• _Records for the task_:
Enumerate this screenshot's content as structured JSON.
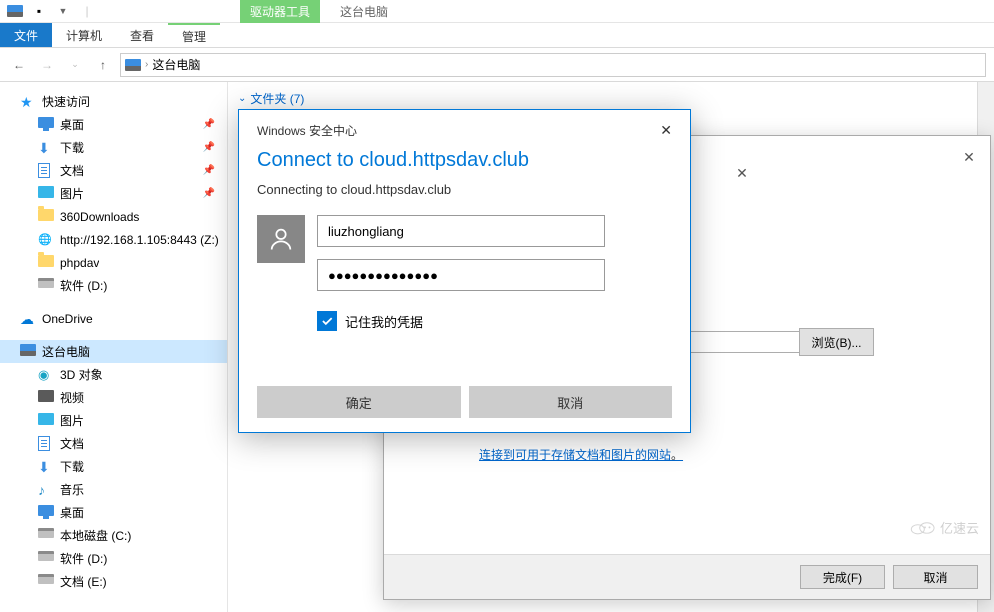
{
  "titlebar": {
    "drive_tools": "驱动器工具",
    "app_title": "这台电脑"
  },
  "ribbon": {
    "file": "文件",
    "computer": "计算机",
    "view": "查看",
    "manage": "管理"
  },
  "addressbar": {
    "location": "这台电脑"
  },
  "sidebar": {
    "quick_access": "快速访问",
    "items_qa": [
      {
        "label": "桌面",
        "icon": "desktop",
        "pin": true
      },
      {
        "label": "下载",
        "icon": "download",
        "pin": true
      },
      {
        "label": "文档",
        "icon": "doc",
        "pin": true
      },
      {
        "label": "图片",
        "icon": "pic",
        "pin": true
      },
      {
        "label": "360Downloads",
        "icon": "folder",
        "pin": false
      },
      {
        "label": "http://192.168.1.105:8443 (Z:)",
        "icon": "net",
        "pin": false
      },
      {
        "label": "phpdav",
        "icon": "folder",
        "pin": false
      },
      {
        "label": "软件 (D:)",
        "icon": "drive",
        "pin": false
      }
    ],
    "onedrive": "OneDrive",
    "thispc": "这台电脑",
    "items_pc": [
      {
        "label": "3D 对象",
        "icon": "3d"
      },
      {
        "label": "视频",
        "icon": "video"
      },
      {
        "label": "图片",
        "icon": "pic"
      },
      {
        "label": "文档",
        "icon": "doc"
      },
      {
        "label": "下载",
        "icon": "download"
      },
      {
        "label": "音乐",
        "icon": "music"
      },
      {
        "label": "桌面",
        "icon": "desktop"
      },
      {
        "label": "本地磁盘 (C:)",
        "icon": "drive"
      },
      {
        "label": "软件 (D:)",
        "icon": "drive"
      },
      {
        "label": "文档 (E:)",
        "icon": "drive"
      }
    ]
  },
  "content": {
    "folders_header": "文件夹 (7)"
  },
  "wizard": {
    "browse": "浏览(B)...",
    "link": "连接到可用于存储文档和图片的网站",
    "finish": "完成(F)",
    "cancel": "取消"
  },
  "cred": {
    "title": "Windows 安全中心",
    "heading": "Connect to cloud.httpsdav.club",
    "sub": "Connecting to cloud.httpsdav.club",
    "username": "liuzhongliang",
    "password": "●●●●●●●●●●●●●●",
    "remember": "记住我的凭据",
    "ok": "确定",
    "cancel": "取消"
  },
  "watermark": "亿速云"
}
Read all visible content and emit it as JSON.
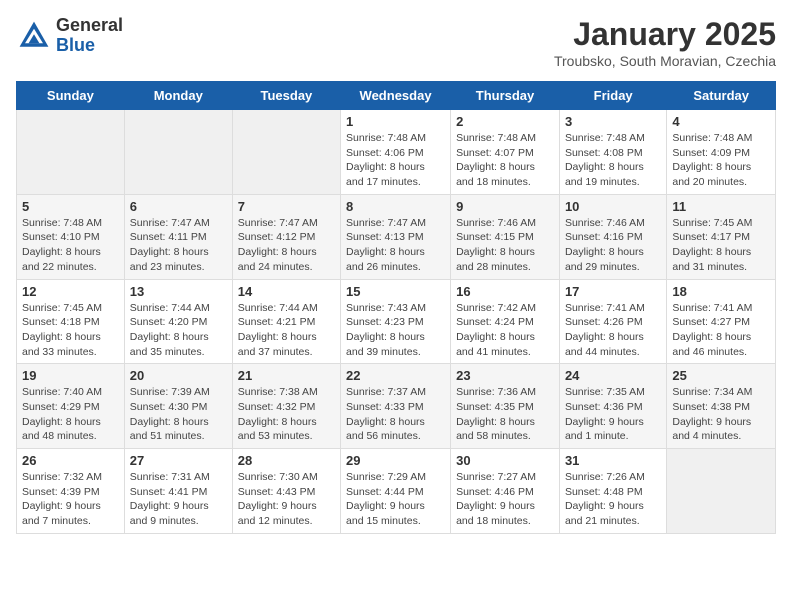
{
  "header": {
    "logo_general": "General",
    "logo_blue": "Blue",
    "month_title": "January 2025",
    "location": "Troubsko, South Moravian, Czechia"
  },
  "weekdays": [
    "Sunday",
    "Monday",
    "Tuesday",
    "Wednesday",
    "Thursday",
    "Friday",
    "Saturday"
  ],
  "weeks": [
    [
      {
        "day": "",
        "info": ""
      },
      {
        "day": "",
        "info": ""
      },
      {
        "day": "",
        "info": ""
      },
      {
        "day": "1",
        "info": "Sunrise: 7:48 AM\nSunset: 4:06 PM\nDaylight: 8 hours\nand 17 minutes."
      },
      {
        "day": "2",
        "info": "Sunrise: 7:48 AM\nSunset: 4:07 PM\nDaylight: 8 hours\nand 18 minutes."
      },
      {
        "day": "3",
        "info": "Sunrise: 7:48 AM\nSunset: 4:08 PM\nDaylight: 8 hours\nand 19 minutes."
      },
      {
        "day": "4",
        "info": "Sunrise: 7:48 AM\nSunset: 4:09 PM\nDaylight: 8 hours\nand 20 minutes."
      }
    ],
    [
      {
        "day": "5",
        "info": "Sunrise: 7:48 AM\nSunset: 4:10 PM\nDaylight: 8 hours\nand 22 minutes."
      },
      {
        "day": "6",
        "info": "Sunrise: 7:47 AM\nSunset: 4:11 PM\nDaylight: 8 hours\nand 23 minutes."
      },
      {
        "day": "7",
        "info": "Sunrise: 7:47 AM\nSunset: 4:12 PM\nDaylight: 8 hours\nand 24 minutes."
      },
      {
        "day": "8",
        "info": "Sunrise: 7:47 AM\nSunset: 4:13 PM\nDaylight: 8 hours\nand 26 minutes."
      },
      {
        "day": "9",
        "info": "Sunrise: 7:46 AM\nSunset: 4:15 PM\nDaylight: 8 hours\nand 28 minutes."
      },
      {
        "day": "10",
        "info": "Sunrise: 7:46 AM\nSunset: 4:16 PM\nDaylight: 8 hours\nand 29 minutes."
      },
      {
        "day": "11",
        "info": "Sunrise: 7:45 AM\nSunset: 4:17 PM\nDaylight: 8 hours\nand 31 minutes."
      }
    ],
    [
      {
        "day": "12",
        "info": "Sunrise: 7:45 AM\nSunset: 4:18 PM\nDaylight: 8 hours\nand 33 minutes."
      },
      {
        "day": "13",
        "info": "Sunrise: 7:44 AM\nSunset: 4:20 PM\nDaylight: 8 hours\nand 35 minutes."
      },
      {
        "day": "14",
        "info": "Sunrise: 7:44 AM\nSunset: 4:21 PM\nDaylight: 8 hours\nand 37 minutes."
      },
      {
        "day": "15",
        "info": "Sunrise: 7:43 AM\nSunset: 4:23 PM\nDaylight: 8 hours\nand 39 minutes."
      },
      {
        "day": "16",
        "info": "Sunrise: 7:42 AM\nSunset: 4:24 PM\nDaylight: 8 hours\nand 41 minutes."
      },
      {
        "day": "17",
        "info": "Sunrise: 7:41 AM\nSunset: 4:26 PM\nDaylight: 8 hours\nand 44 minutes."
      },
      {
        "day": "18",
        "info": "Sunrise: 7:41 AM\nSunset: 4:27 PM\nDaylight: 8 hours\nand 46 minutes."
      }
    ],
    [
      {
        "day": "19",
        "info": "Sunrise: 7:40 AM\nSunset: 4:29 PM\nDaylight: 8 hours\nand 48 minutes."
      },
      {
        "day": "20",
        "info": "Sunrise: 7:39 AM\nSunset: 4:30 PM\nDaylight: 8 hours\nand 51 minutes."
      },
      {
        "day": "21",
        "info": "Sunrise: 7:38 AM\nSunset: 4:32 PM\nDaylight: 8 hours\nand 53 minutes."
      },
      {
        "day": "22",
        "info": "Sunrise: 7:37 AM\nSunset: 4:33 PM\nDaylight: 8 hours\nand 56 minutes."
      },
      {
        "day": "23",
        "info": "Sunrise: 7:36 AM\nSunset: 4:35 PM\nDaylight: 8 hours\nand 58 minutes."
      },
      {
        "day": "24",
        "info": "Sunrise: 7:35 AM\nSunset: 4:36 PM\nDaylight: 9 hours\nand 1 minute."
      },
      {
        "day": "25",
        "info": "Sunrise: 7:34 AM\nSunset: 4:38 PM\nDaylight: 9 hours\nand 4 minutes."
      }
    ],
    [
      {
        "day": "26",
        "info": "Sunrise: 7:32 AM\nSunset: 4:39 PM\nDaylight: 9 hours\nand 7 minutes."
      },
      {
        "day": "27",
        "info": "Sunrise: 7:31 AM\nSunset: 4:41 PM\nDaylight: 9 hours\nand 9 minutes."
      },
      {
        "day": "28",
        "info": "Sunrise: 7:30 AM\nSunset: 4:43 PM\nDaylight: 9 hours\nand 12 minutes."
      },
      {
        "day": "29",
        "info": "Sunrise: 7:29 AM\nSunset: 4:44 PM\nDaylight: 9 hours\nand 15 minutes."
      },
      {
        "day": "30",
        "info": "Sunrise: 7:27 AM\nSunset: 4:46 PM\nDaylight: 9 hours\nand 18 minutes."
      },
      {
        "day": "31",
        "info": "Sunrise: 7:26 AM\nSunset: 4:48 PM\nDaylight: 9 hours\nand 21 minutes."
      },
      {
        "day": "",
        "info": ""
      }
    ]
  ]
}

• _Stated exercise_: Restate the full listing verbatim and drop every picture.

• _Task response_:
Enumerate this screenshot's content as structured JSON.
{
  "titlebar": {
    "drive_tools": "驱动器工具",
    "app_title": "这台电脑"
  },
  "ribbon": {
    "file": "文件",
    "computer": "计算机",
    "view": "查看",
    "manage": "管理"
  },
  "addressbar": {
    "location": "这台电脑"
  },
  "sidebar": {
    "quick_access": "快速访问",
    "items_qa": [
      {
        "label": "桌面",
        "icon": "desktop",
        "pin": true
      },
      {
        "label": "下载",
        "icon": "download",
        "pin": true
      },
      {
        "label": "文档",
        "icon": "doc",
        "pin": true
      },
      {
        "label": "图片",
        "icon": "pic",
        "pin": true
      },
      {
        "label": "360Downloads",
        "icon": "folder",
        "pin": false
      },
      {
        "label": "http://192.168.1.105:8443 (Z:)",
        "icon": "net",
        "pin": false
      },
      {
        "label": "phpdav",
        "icon": "folder",
        "pin": false
      },
      {
        "label": "软件 (D:)",
        "icon": "drive",
        "pin": false
      }
    ],
    "onedrive": "OneDrive",
    "thispc": "这台电脑",
    "items_pc": [
      {
        "label": "3D 对象",
        "icon": "3d"
      },
      {
        "label": "视频",
        "icon": "video"
      },
      {
        "label": "图片",
        "icon": "pic"
      },
      {
        "label": "文档",
        "icon": "doc"
      },
      {
        "label": "下载",
        "icon": "download"
      },
      {
        "label": "音乐",
        "icon": "music"
      },
      {
        "label": "桌面",
        "icon": "desktop"
      },
      {
        "label": "本地磁盘 (C:)",
        "icon": "drive"
      },
      {
        "label": "软件 (D:)",
        "icon": "drive"
      },
      {
        "label": "文档 (E:)",
        "icon": "drive"
      }
    ]
  },
  "content": {
    "folders_header": "文件夹 (7)"
  },
  "wizard": {
    "browse": "浏览(B)...",
    "link": "连接到可用于存储文档和图片的网站",
    "finish": "完成(F)",
    "cancel": "取消"
  },
  "cred": {
    "title": "Windows 安全中心",
    "heading": "Connect to cloud.httpsdav.club",
    "sub": "Connecting to cloud.httpsdav.club",
    "username": "liuzhongliang",
    "password": "●●●●●●●●●●●●●●",
    "remember": "记住我的凭据",
    "ok": "确定",
    "cancel": "取消"
  },
  "watermark": "亿速云"
}
Read all visible content and emit it as JSON.
{
  "header": {
    "logo_general": "General",
    "logo_blue": "Blue",
    "month_title": "January 2025",
    "location": "Troubsko, South Moravian, Czechia"
  },
  "weekdays": [
    "Sunday",
    "Monday",
    "Tuesday",
    "Wednesday",
    "Thursday",
    "Friday",
    "Saturday"
  ],
  "weeks": [
    [
      {
        "day": "",
        "info": ""
      },
      {
        "day": "",
        "info": ""
      },
      {
        "day": "",
        "info": ""
      },
      {
        "day": "1",
        "info": "Sunrise: 7:48 AM\nSunset: 4:06 PM\nDaylight: 8 hours\nand 17 minutes."
      },
      {
        "day": "2",
        "info": "Sunrise: 7:48 AM\nSunset: 4:07 PM\nDaylight: 8 hours\nand 18 minutes."
      },
      {
        "day": "3",
        "info": "Sunrise: 7:48 AM\nSunset: 4:08 PM\nDaylight: 8 hours\nand 19 minutes."
      },
      {
        "day": "4",
        "info": "Sunrise: 7:48 AM\nSunset: 4:09 PM\nDaylight: 8 hours\nand 20 minutes."
      }
    ],
    [
      {
        "day": "5",
        "info": "Sunrise: 7:48 AM\nSunset: 4:10 PM\nDaylight: 8 hours\nand 22 minutes."
      },
      {
        "day": "6",
        "info": "Sunrise: 7:47 AM\nSunset: 4:11 PM\nDaylight: 8 hours\nand 23 minutes."
      },
      {
        "day": "7",
        "info": "Sunrise: 7:47 AM\nSunset: 4:12 PM\nDaylight: 8 hours\nand 24 minutes."
      },
      {
        "day": "8",
        "info": "Sunrise: 7:47 AM\nSunset: 4:13 PM\nDaylight: 8 hours\nand 26 minutes."
      },
      {
        "day": "9",
        "info": "Sunrise: 7:46 AM\nSunset: 4:15 PM\nDaylight: 8 hours\nand 28 minutes."
      },
      {
        "day": "10",
        "info": "Sunrise: 7:46 AM\nSunset: 4:16 PM\nDaylight: 8 hours\nand 29 minutes."
      },
      {
        "day": "11",
        "info": "Sunrise: 7:45 AM\nSunset: 4:17 PM\nDaylight: 8 hours\nand 31 minutes."
      }
    ],
    [
      {
        "day": "12",
        "info": "Sunrise: 7:45 AM\nSunset: 4:18 PM\nDaylight: 8 hours\nand 33 minutes."
      },
      {
        "day": "13",
        "info": "Sunrise: 7:44 AM\nSunset: 4:20 PM\nDaylight: 8 hours\nand 35 minutes."
      },
      {
        "day": "14",
        "info": "Sunrise: 7:44 AM\nSunset: 4:21 PM\nDaylight: 8 hours\nand 37 minutes."
      },
      {
        "day": "15",
        "info": "Sunrise: 7:43 AM\nSunset: 4:23 PM\nDaylight: 8 hours\nand 39 minutes."
      },
      {
        "day": "16",
        "info": "Sunrise: 7:42 AM\nSunset: 4:24 PM\nDaylight: 8 hours\nand 41 minutes."
      },
      {
        "day": "17",
        "info": "Sunrise: 7:41 AM\nSunset: 4:26 PM\nDaylight: 8 hours\nand 44 minutes."
      },
      {
        "day": "18",
        "info": "Sunrise: 7:41 AM\nSunset: 4:27 PM\nDaylight: 8 hours\nand 46 minutes."
      }
    ],
    [
      {
        "day": "19",
        "info": "Sunrise: 7:40 AM\nSunset: 4:29 PM\nDaylight: 8 hours\nand 48 minutes."
      },
      {
        "day": "20",
        "info": "Sunrise: 7:39 AM\nSunset: 4:30 PM\nDaylight: 8 hours\nand 51 minutes."
      },
      {
        "day": "21",
        "info": "Sunrise: 7:38 AM\nSunset: 4:32 PM\nDaylight: 8 hours\nand 53 minutes."
      },
      {
        "day": "22",
        "info": "Sunrise: 7:37 AM\nSunset: 4:33 PM\nDaylight: 8 hours\nand 56 minutes."
      },
      {
        "day": "23",
        "info": "Sunrise: 7:36 AM\nSunset: 4:35 PM\nDaylight: 8 hours\nand 58 minutes."
      },
      {
        "day": "24",
        "info": "Sunrise: 7:35 AM\nSunset: 4:36 PM\nDaylight: 9 hours\nand 1 minute."
      },
      {
        "day": "25",
        "info": "Sunrise: 7:34 AM\nSunset: 4:38 PM\nDaylight: 9 hours\nand 4 minutes."
      }
    ],
    [
      {
        "day": "26",
        "info": "Sunrise: 7:32 AM\nSunset: 4:39 PM\nDaylight: 9 hours\nand 7 minutes."
      },
      {
        "day": "27",
        "info": "Sunrise: 7:31 AM\nSunset: 4:41 PM\nDaylight: 9 hours\nand 9 minutes."
      },
      {
        "day": "28",
        "info": "Sunrise: 7:30 AM\nSunset: 4:43 PM\nDaylight: 9 hours\nand 12 minutes."
      },
      {
        "day": "29",
        "info": "Sunrise: 7:29 AM\nSunset: 4:44 PM\nDaylight: 9 hours\nand 15 minutes."
      },
      {
        "day": "30",
        "info": "Sunrise: 7:27 AM\nSunset: 4:46 PM\nDaylight: 9 hours\nand 18 minutes."
      },
      {
        "day": "31",
        "info": "Sunrise: 7:26 AM\nSunset: 4:48 PM\nDaylight: 9 hours\nand 21 minutes."
      },
      {
        "day": "",
        "info": ""
      }
    ]
  ]
}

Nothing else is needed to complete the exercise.